--- Start ---
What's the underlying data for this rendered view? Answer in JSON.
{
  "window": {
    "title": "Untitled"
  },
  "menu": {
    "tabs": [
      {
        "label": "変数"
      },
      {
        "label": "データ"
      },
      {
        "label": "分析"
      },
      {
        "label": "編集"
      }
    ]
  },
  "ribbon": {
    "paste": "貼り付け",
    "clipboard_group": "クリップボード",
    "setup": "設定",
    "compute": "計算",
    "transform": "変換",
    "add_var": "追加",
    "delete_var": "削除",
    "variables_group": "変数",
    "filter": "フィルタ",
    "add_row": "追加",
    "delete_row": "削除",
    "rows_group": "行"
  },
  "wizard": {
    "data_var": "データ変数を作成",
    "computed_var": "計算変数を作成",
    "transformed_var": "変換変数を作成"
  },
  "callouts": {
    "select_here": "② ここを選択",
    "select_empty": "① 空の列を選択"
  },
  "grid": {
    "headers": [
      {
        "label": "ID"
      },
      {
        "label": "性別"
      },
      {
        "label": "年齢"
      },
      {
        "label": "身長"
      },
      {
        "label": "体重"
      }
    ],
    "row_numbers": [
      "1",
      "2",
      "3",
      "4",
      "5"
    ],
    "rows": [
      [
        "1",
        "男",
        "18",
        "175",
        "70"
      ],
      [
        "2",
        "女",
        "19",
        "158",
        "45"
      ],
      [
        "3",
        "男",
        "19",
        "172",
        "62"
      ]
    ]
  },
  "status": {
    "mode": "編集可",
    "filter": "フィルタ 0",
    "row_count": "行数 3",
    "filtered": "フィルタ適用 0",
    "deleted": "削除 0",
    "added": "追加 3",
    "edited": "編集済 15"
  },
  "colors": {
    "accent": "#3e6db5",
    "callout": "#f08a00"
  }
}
--- End ---
Required work:
Reproduce the full set of records precisely.

Answer to this problem:
What's the underlying data for this rendered view? Answer in JSON.
{
  "window": {
    "title": "Untitled"
  },
  "menu": {
    "tabs": [
      {
        "label": "変数"
      },
      {
        "label": "データ"
      },
      {
        "label": "分析"
      },
      {
        "label": "編集"
      }
    ]
  },
  "ribbon": {
    "paste": "貼り付け",
    "clipboard_group": "クリップボード",
    "setup": "設定",
    "compute": "計算",
    "transform": "変換",
    "add_var": "追加",
    "delete_var": "削除",
    "variables_group": "変数",
    "filter": "フィルタ",
    "add_row": "追加",
    "delete_row": "削除",
    "rows_group": "行"
  },
  "wizard": {
    "data_var": "データ変数を作成",
    "computed_var": "計算変数を作成",
    "transformed_var": "変換変数を作成"
  },
  "callouts": {
    "select_here": "② ここを選択",
    "select_empty": "① 空の列を選択"
  },
  "grid": {
    "headers": [
      {
        "label": "ID"
      },
      {
        "label": "性別"
      },
      {
        "label": "年齢"
      },
      {
        "label": "身長"
      },
      {
        "label": "体重"
      }
    ],
    "row_numbers": [
      "1",
      "2",
      "3",
      "4",
      "5"
    ],
    "rows": [
      [
        "1",
        "男",
        "18",
        "175",
        "70"
      ],
      [
        "2",
        "女",
        "19",
        "158",
        "45"
      ],
      [
        "3",
        "男",
        "19",
        "172",
        "62"
      ]
    ]
  },
  "status": {
    "mode": "編集可",
    "filter": "フィルタ 0",
    "row_count": "行数 3",
    "filtered": "フィルタ適用 0",
    "deleted": "削除 0",
    "added": "追加 3",
    "edited": "編集済 15"
  },
  "colors": {
    "accent": "#3e6db5",
    "callout": "#f08a00"
  }
}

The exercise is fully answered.